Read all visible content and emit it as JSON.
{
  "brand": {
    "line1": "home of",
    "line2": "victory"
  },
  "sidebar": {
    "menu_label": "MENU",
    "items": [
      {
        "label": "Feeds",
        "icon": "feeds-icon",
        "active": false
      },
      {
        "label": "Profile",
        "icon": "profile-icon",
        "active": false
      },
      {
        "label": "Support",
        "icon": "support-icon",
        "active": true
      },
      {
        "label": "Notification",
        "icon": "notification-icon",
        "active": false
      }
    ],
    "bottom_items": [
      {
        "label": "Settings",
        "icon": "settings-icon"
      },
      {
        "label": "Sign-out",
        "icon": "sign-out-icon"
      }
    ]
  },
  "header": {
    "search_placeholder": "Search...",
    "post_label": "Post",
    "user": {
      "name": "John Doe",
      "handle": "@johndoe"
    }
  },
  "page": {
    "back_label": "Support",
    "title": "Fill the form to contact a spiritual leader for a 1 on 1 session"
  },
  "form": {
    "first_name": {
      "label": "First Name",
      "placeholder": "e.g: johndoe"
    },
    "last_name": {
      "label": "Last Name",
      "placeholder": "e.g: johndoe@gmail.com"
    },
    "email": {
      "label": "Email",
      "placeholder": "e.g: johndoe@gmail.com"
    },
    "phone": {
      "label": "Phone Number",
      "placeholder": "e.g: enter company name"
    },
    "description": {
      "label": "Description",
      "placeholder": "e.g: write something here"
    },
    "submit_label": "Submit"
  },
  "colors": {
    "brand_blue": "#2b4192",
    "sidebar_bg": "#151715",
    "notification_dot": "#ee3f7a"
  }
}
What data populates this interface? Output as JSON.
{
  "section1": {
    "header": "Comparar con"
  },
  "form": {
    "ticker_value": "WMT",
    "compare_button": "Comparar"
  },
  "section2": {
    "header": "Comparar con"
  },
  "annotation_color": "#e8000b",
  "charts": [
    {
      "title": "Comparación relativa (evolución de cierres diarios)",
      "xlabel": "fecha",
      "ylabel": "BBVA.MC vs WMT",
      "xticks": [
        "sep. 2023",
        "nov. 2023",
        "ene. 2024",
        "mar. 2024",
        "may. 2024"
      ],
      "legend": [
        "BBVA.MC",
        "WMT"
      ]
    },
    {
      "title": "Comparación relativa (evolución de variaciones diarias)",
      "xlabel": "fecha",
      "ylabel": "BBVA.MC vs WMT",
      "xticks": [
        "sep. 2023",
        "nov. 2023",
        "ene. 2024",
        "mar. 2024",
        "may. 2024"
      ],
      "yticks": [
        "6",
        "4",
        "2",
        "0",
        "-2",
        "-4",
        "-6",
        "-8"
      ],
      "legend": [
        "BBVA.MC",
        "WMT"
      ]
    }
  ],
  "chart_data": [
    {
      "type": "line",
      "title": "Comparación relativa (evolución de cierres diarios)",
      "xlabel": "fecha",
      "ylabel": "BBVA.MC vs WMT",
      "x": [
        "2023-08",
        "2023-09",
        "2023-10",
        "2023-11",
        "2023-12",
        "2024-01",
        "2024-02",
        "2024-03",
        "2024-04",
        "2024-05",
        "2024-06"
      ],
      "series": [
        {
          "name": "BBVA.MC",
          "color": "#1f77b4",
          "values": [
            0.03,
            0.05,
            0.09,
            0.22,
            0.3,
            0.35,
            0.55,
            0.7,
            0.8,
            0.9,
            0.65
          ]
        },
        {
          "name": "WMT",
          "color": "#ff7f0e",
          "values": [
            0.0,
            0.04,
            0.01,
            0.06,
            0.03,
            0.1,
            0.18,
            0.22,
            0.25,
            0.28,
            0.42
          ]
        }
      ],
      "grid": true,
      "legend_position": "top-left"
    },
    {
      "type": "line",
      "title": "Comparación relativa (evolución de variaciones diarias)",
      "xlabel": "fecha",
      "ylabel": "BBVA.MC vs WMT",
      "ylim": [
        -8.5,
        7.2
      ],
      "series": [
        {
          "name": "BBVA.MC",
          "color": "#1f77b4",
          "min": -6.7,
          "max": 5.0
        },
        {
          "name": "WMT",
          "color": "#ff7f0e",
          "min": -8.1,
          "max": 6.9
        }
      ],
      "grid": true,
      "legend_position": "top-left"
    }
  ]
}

═══

Exercise
From the data above, extract every line in its exact form.

Full response
Read all visible content and emit it as JSON.
{
  "brand": {
    "line1": "home of",
    "line2": "victory"
  },
  "sidebar": {
    "menu_label": "MENU",
    "items": [
      {
        "label": "Feeds",
        "icon": "feeds-icon",
        "active": false
      },
      {
        "label": "Profile",
        "icon": "profile-icon",
        "active": false
      },
      {
        "label": "Support",
        "icon": "support-icon",
        "active": true
      },
      {
        "label": "Notification",
        "icon": "notification-icon",
        "active": false
      }
    ],
    "bottom_items": [
      {
        "label": "Settings",
        "icon": "settings-icon"
      },
      {
        "label": "Sign-out",
        "icon": "sign-out-icon"
      }
    ]
  },
  "header": {
    "search_placeholder": "Search...",
    "post_label": "Post",
    "user": {
      "name": "John Doe",
      "handle": "@johndoe"
    }
  },
  "page": {
    "back_label": "Support",
    "title": "Fill the form to contact a spiritual leader for a 1 on 1 session"
  },
  "form": {
    "first_name": {
      "label": "First Name",
      "placeholder": "e.g: johndoe"
    },
    "last_name": {
      "label": "Last Name",
      "placeholder": "e.g: johndoe@gmail.com"
    },
    "email": {
      "label": "Email",
      "placeholder": "e.g: johndoe@gmail.com"
    },
    "phone": {
      "label": "Phone Number",
      "placeholder": "e.g: enter company name"
    },
    "description": {
      "label": "Description",
      "placeholder": "e.g: write something here"
    },
    "submit_label": "Submit"
  },
  "colors": {
    "brand_blue": "#2b4192",
    "sidebar_bg": "#151715",
    "notification_dot": "#ee3f7a"
  }
}
What data populates this interface? Output as JSON.
{
  "section1": {
    "header": "Comparar con"
  },
  "form": {
    "ticker_value": "WMT",
    "compare_button": "Comparar"
  },
  "section2": {
    "header": "Comparar con"
  },
  "annotation_color": "#e8000b",
  "charts": [
    {
      "title": "Comparación relativa (evolución de cierres diarios)",
      "xlabel": "fecha",
      "ylabel": "BBVA.MC vs WMT",
      "xticks": [
        "sep. 2023",
        "nov. 2023",
        "ene. 2024",
        "mar. 2024",
        "may. 2024"
      ],
      "legend": [
        "BBVA.MC",
        "WMT"
      ]
    },
    {
      "title": "Comparación relativa (evolución de variaciones diarias)",
      "xlabel": "fecha",
      "ylabel": "BBVA.MC vs WMT",
      "xticks": [
        "sep. 2023",
        "nov. 2023",
        "ene. 2024",
        "mar. 2024",
        "may. 2024"
      ],
      "yticks": [
        "6",
        "4",
        "2",
        "0",
        "-2",
        "-4",
        "-6",
        "-8"
      ],
      "legend": [
        "BBVA.MC",
        "WMT"
      ]
    }
  ],
  "chart_data": [
    {
      "type": "line",
      "title": "Comparación relativa (evolución de cierres diarios)",
      "xlabel": "fecha",
      "ylabel": "BBVA.MC vs WMT",
      "x": [
        "2023-08",
        "2023-09",
        "2023-10",
        "2023-11",
        "2023-12",
        "2024-01",
        "2024-02",
        "2024-03",
        "2024-04",
        "2024-05",
        "2024-06"
      ],
      "series": [
        {
          "name": "BBVA.MC",
          "color": "#1f77b4",
          "values": [
            0.03,
            0.05,
            0.09,
            0.22,
            0.3,
            0.35,
            0.55,
            0.7,
            0.8,
            0.9,
            0.65
          ]
        },
        {
          "name": "WMT",
          "color": "#ff7f0e",
          "values": [
            0.0,
            0.04,
            0.01,
            0.06,
            0.03,
            0.1,
            0.18,
            0.22,
            0.25,
            0.28,
            0.42
          ]
        }
      ],
      "grid": true,
      "legend_position": "top-left"
    },
    {
      "type": "line",
      "title": "Comparación relativa (evolución de variaciones diarias)",
      "xlabel": "fecha",
      "ylabel": "BBVA.MC vs WMT",
      "ylim": [
        -8.5,
        7.2
      ],
      "series": [
        {
          "name": "BBVA.MC",
          "color": "#1f77b4",
          "min": -6.7,
          "max": 5.0
        },
        {
          "name": "WMT",
          "color": "#ff7f0e",
          "min": -8.1,
          "max": 6.9
        }
      ],
      "grid": true,
      "legend_position": "top-left"
    }
  ]
}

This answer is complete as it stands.